__WHAT TO DO__.
Print the listing below line for line, without changing a character.

__RECORDS FOR PROCESSING__.
************

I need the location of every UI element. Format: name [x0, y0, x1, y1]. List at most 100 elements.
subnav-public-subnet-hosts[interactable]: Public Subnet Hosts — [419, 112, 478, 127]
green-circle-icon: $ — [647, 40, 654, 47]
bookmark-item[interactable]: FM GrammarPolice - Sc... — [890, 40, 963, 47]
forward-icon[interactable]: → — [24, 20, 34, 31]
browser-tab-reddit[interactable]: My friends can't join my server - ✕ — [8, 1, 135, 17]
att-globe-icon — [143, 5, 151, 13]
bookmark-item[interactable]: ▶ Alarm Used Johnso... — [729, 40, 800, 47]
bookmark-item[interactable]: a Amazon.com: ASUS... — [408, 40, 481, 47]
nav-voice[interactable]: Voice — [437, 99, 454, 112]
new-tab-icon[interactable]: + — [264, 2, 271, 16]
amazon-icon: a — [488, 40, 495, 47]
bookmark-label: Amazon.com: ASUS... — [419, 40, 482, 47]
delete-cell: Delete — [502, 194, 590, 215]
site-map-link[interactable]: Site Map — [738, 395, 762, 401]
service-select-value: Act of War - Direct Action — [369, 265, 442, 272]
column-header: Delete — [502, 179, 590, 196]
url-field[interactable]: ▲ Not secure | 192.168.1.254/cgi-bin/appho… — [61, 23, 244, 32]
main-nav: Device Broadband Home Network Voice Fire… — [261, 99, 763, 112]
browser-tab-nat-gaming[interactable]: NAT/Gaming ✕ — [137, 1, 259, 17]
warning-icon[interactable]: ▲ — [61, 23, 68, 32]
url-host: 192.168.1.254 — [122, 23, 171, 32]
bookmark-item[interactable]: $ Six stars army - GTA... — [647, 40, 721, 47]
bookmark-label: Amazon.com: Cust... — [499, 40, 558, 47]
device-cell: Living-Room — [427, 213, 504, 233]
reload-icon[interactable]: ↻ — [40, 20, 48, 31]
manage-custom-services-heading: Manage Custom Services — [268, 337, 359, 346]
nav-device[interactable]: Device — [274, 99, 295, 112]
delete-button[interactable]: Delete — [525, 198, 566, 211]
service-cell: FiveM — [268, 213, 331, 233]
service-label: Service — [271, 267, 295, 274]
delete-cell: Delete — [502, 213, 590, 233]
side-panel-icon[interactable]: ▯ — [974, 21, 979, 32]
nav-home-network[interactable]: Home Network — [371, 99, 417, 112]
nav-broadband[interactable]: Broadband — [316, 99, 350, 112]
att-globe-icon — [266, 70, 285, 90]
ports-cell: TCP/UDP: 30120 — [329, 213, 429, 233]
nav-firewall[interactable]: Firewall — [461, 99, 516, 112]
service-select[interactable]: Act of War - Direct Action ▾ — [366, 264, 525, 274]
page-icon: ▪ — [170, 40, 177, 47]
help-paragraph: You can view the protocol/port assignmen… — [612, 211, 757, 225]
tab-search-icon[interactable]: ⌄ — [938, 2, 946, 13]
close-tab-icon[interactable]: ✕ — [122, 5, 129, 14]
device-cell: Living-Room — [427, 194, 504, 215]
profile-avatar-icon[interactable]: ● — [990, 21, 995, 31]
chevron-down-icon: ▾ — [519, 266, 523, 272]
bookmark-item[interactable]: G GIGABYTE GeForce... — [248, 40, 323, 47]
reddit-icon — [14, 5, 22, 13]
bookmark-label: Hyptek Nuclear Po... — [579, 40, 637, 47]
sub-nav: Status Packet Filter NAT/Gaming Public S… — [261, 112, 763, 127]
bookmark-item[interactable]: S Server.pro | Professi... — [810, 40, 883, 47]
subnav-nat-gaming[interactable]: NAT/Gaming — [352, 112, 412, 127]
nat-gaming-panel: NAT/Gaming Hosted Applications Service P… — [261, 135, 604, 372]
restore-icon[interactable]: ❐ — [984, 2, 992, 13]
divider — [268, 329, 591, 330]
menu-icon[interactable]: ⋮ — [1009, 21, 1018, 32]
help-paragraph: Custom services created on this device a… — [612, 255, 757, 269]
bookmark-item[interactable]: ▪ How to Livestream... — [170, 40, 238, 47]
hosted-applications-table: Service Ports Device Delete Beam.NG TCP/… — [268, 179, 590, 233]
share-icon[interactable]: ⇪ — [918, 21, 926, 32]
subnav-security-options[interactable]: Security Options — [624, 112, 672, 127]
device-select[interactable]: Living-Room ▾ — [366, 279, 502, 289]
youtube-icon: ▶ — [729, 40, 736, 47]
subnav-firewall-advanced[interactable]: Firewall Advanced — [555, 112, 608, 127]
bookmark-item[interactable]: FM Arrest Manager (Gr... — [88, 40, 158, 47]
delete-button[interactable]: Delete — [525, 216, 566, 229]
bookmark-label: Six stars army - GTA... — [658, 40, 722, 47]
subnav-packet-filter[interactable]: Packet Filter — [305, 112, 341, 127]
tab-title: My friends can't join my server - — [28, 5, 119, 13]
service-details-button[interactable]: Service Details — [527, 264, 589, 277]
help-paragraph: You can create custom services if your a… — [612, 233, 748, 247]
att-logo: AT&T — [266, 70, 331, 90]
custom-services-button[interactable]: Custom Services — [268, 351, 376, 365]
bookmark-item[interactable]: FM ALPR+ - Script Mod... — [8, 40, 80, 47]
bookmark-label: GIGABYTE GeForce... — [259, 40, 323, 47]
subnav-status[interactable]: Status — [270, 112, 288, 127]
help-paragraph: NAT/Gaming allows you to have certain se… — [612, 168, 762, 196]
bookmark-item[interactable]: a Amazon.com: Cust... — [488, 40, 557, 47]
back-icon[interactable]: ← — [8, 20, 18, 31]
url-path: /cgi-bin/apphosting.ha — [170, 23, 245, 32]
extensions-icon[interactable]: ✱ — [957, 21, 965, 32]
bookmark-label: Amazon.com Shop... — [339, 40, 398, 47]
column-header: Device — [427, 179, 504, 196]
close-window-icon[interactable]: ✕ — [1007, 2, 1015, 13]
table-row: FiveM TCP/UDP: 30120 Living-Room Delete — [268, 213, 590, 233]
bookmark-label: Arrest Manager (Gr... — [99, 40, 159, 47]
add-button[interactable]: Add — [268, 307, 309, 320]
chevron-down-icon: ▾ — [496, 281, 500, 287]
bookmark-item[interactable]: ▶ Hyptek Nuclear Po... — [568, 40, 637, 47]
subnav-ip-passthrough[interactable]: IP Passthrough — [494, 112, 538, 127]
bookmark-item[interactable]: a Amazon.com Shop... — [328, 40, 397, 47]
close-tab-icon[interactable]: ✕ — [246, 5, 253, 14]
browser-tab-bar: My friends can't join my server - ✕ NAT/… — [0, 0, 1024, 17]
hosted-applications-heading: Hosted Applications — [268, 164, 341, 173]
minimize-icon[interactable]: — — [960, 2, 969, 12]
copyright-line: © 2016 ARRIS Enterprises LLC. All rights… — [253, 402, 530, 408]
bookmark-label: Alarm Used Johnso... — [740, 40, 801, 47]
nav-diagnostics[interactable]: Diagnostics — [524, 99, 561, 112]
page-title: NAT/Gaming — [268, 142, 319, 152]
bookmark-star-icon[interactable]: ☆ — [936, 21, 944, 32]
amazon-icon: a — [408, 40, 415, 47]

************

__ANSWER TO THIS PROBLEM__.
I need the location of every UI element. Format: name [x0, y0, x1, y1]. List at most 100 elements.
subnav-public-subnet-hosts[interactable]: Public Subnet Hosts — [419, 112, 478, 127]
green-circle-icon: $ — [647, 40, 654, 47]
bookmark-item[interactable]: FM GrammarPolice - Sc... — [890, 40, 963, 47]
forward-icon[interactable]: → — [24, 20, 34, 31]
browser-tab-reddit[interactable]: My friends can't join my server - ✕ — [8, 1, 135, 17]
att-globe-icon — [143, 5, 151, 13]
bookmark-item[interactable]: ▶ Alarm Used Johnso... — [729, 40, 800, 47]
bookmark-item[interactable]: a Amazon.com: ASUS... — [408, 40, 481, 47]
nav-voice[interactable]: Voice — [437, 99, 454, 112]
new-tab-icon[interactable]: + — [264, 2, 271, 16]
amazon-icon: a — [488, 40, 495, 47]
bookmark-label: Amazon.com: ASUS... — [419, 40, 482, 47]
delete-cell: Delete — [502, 194, 590, 215]
site-map-link[interactable]: Site Map — [738, 395, 762, 401]
service-select-value: Act of War - Direct Action — [369, 265, 442, 272]
column-header: Delete — [502, 179, 590, 196]
url-field[interactable]: ▲ Not secure | 192.168.1.254/cgi-bin/appho… — [61, 23, 244, 32]
main-nav: Device Broadband Home Network Voice Fire… — [261, 99, 763, 112]
browser-tab-nat-gaming[interactable]: NAT/Gaming ✕ — [137, 1, 259, 17]
warning-icon[interactable]: ▲ — [61, 23, 68, 32]
url-host: 192.168.1.254 — [122, 23, 171, 32]
bookmark-item[interactable]: $ Six stars army - GTA... — [647, 40, 721, 47]
bookmark-label: Amazon.com: Cust... — [499, 40, 558, 47]
device-cell: Living-Room — [427, 213, 504, 233]
reload-icon[interactable]: ↻ — [40, 20, 48, 31]
manage-custom-services-heading: Manage Custom Services — [268, 337, 359, 346]
nav-device[interactable]: Device — [274, 99, 295, 112]
delete-button[interactable]: Delete — [525, 198, 566, 211]
service-cell: FiveM — [268, 213, 331, 233]
service-label: Service — [271, 267, 295, 274]
delete-cell: Delete — [502, 213, 590, 233]
side-panel-icon[interactable]: ▯ — [974, 21, 979, 32]
nav-home-network[interactable]: Home Network — [371, 99, 417, 112]
nav-broadband[interactable]: Broadband — [316, 99, 350, 112]
att-globe-icon — [266, 70, 285, 90]
ports-cell: TCP/UDP: 30120 — [329, 213, 429, 233]
nav-firewall[interactable]: Firewall — [461, 99, 516, 112]
service-select[interactable]: Act of War - Direct Action ▾ — [366, 264, 525, 274]
page-icon: ▪ — [170, 40, 177, 47]
help-paragraph: You can view the protocol/port assignmen… — [612, 211, 757, 225]
tab-search-icon[interactable]: ⌄ — [938, 2, 946, 13]
close-tab-icon[interactable]: ✕ — [122, 5, 129, 14]
device-cell: Living-Room — [427, 194, 504, 215]
profile-avatar-icon[interactable]: ● — [990, 21, 995, 31]
chevron-down-icon: ▾ — [519, 266, 523, 272]
bookmark-item[interactable]: G GIGABYTE GeForce... — [248, 40, 323, 47]
reddit-icon — [14, 5, 22, 13]
bookmark-label: Hyptek Nuclear Po... — [579, 40, 637, 47]
sub-nav: Status Packet Filter NAT/Gaming Public S… — [261, 112, 763, 127]
bookmark-item[interactable]: S Server.pro | Professi... — [810, 40, 883, 47]
subnav-nat-gaming[interactable]: NAT/Gaming — [352, 112, 412, 127]
nat-gaming-panel: NAT/Gaming Hosted Applications Service P… — [261, 135, 604, 372]
restore-icon[interactable]: ❐ — [984, 2, 992, 13]
divider — [268, 329, 591, 330]
menu-icon[interactable]: ⋮ — [1009, 21, 1018, 32]
help-paragraph: Custom services created on this device a… — [612, 255, 757, 269]
bookmark-item[interactable]: ▪ How to Livestream... — [170, 40, 238, 47]
hosted-applications-table: Service Ports Device Delete Beam.NG TCP/… — [268, 179, 590, 233]
share-icon[interactable]: ⇪ — [918, 21, 926, 32]
subnav-security-options[interactable]: Security Options — [624, 112, 672, 127]
device-select[interactable]: Living-Room ▾ — [366, 279, 502, 289]
youtube-icon: ▶ — [729, 40, 736, 47]
subnav-firewall-advanced[interactable]: Firewall Advanced — [555, 112, 608, 127]
bookmark-item[interactable]: FM Arrest Manager (Gr... — [88, 40, 158, 47]
delete-button[interactable]: Delete — [525, 216, 566, 229]
bookmark-label: Six stars army - GTA... — [658, 40, 722, 47]
subnav-packet-filter[interactable]: Packet Filter — [305, 112, 341, 127]
tab-title: My friends can't join my server - — [28, 5, 119, 13]
service-details-button[interactable]: Service Details — [527, 264, 589, 277]
help-paragraph: You can create custom services if your a… — [612, 233, 748, 247]
att-logo: AT&T — [266, 70, 331, 90]
custom-services-button[interactable]: Custom Services — [268, 351, 376, 365]
bookmark-item[interactable]: FM ALPR+ - Script Mod... — [8, 40, 80, 47]
bookmark-label: GIGABYTE GeForce... — [259, 40, 323, 47]
subnav-status[interactable]: Status — [270, 112, 288, 127]
help-paragraph: NAT/Gaming allows you to have certain se… — [612, 168, 762, 196]
bookmark-item[interactable]: a Amazon.com: Cust... — [488, 40, 557, 47]
back-icon[interactable]: ← — [8, 20, 18, 31]
url-path: /cgi-bin/apphosting.ha — [170, 23, 245, 32]
extensions-icon[interactable]: ✱ — [957, 21, 965, 32]
bookmark-label: Amazon.com Shop... — [339, 40, 398, 47]
column-header: Device — [427, 179, 504, 196]
close-window-icon[interactable]: ✕ — [1007, 2, 1015, 13]
table-row: FiveM TCP/UDP: 30120 Living-Room Delete — [268, 213, 590, 233]
bookmark-label: Arrest Manager (Gr... — [99, 40, 159, 47]
add-button[interactable]: Add — [268, 307, 309, 320]
chevron-down-icon: ▾ — [496, 281, 500, 287]
bookmark-item[interactable]: ▶ Hyptek Nuclear Po... — [568, 40, 637, 47]
subnav-ip-passthrough[interactable]: IP Passthrough — [494, 112, 538, 127]
bookmark-item[interactable]: a Amazon.com Shop... — [328, 40, 397, 47]
close-tab-icon[interactable]: ✕ — [246, 5, 253, 14]
browser-tab-bar: My friends can't join my server - ✕ NAT/… — [0, 0, 1024, 17]
hosted-applications-heading: Hosted Applications — [268, 164, 341, 173]
minimize-icon[interactable]: — — [960, 2, 969, 12]
copyright-line: © 2016 ARRIS Enterprises LLC. All rights… — [253, 402, 530, 408]
bookmark-label: Alarm Used Johnso... — [740, 40, 801, 47]
nav-diagnostics[interactable]: Diagnostics — [524, 99, 561, 112]
page-title: NAT/Gaming — [268, 142, 319, 152]
bookmark-star-icon[interactable]: ☆ — [936, 21, 944, 32]
amazon-icon: a — [408, 40, 415, 47]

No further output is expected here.